Exercise details – Skip the pictures. Transcribe the rest of the data below without changing a word.

Input rows –
-------
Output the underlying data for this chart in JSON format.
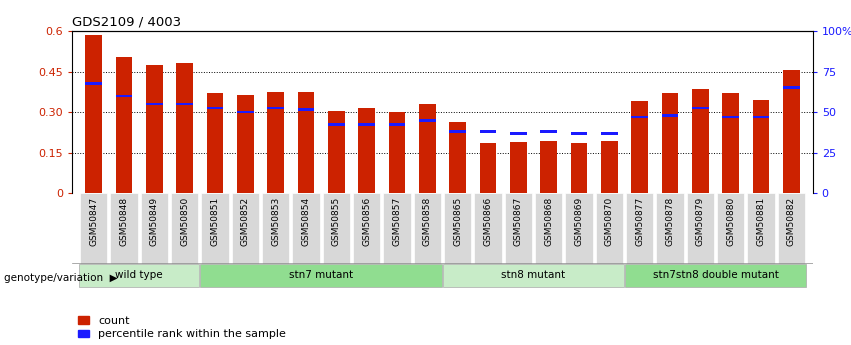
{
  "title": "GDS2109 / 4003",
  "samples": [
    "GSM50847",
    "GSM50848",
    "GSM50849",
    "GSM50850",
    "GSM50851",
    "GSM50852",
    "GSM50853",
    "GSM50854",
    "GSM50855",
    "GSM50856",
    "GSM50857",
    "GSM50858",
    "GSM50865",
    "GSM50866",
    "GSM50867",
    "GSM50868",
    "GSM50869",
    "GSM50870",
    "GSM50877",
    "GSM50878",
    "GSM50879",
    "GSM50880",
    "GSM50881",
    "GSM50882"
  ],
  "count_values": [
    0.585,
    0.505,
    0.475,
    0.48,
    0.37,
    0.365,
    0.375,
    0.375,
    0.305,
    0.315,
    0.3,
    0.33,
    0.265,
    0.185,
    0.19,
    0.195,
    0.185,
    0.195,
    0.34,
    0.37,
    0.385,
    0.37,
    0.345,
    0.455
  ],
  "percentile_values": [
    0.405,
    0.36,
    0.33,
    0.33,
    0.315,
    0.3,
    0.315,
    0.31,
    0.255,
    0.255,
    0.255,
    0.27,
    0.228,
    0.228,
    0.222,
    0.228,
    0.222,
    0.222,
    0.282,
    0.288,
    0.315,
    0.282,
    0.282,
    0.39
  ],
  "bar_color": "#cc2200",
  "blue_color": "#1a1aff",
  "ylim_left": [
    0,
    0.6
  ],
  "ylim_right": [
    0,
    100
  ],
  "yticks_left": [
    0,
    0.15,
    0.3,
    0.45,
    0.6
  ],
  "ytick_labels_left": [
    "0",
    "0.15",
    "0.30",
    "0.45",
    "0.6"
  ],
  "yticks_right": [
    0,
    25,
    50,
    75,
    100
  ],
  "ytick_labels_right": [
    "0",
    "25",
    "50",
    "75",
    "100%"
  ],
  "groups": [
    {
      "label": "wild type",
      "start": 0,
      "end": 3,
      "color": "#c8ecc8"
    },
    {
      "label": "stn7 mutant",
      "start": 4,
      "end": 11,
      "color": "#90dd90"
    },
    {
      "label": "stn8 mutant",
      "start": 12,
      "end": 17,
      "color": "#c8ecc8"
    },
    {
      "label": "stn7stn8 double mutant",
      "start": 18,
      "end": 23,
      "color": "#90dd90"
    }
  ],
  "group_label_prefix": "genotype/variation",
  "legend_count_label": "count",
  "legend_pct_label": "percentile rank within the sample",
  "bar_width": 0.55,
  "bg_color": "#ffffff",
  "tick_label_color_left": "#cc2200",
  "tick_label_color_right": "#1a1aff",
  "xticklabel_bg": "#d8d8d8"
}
-------
Result of the exercise –
Output the underlying data for this chart in JSON format.
{
  "title": "GDS2109 / 4003",
  "samples": [
    "GSM50847",
    "GSM50848",
    "GSM50849",
    "GSM50850",
    "GSM50851",
    "GSM50852",
    "GSM50853",
    "GSM50854",
    "GSM50855",
    "GSM50856",
    "GSM50857",
    "GSM50858",
    "GSM50865",
    "GSM50866",
    "GSM50867",
    "GSM50868",
    "GSM50869",
    "GSM50870",
    "GSM50877",
    "GSM50878",
    "GSM50879",
    "GSM50880",
    "GSM50881",
    "GSM50882"
  ],
  "count_values": [
    0.585,
    0.505,
    0.475,
    0.48,
    0.37,
    0.365,
    0.375,
    0.375,
    0.305,
    0.315,
    0.3,
    0.33,
    0.265,
    0.185,
    0.19,
    0.195,
    0.185,
    0.195,
    0.34,
    0.37,
    0.385,
    0.37,
    0.345,
    0.455
  ],
  "percentile_values": [
    0.405,
    0.36,
    0.33,
    0.33,
    0.315,
    0.3,
    0.315,
    0.31,
    0.255,
    0.255,
    0.255,
    0.27,
    0.228,
    0.228,
    0.222,
    0.228,
    0.222,
    0.222,
    0.282,
    0.288,
    0.315,
    0.282,
    0.282,
    0.39
  ],
  "bar_color": "#cc2200",
  "blue_color": "#1a1aff",
  "ylim_left": [
    0,
    0.6
  ],
  "ylim_right": [
    0,
    100
  ],
  "yticks_left": [
    0,
    0.15,
    0.3,
    0.45,
    0.6
  ],
  "ytick_labels_left": [
    "0",
    "0.15",
    "0.30",
    "0.45",
    "0.6"
  ],
  "yticks_right": [
    0,
    25,
    50,
    75,
    100
  ],
  "ytick_labels_right": [
    "0",
    "25",
    "50",
    "75",
    "100%"
  ],
  "groups": [
    {
      "label": "wild type",
      "start": 0,
      "end": 3,
      "color": "#c8ecc8"
    },
    {
      "label": "stn7 mutant",
      "start": 4,
      "end": 11,
      "color": "#90dd90"
    },
    {
      "label": "stn8 mutant",
      "start": 12,
      "end": 17,
      "color": "#c8ecc8"
    },
    {
      "label": "stn7stn8 double mutant",
      "start": 18,
      "end": 23,
      "color": "#90dd90"
    }
  ],
  "group_label_prefix": "genotype/variation",
  "legend_count_label": "count",
  "legend_pct_label": "percentile rank within the sample",
  "bar_width": 0.55,
  "bg_color": "#ffffff",
  "tick_label_color_left": "#cc2200",
  "tick_label_color_right": "#1a1aff",
  "xticklabel_bg": "#d8d8d8"
}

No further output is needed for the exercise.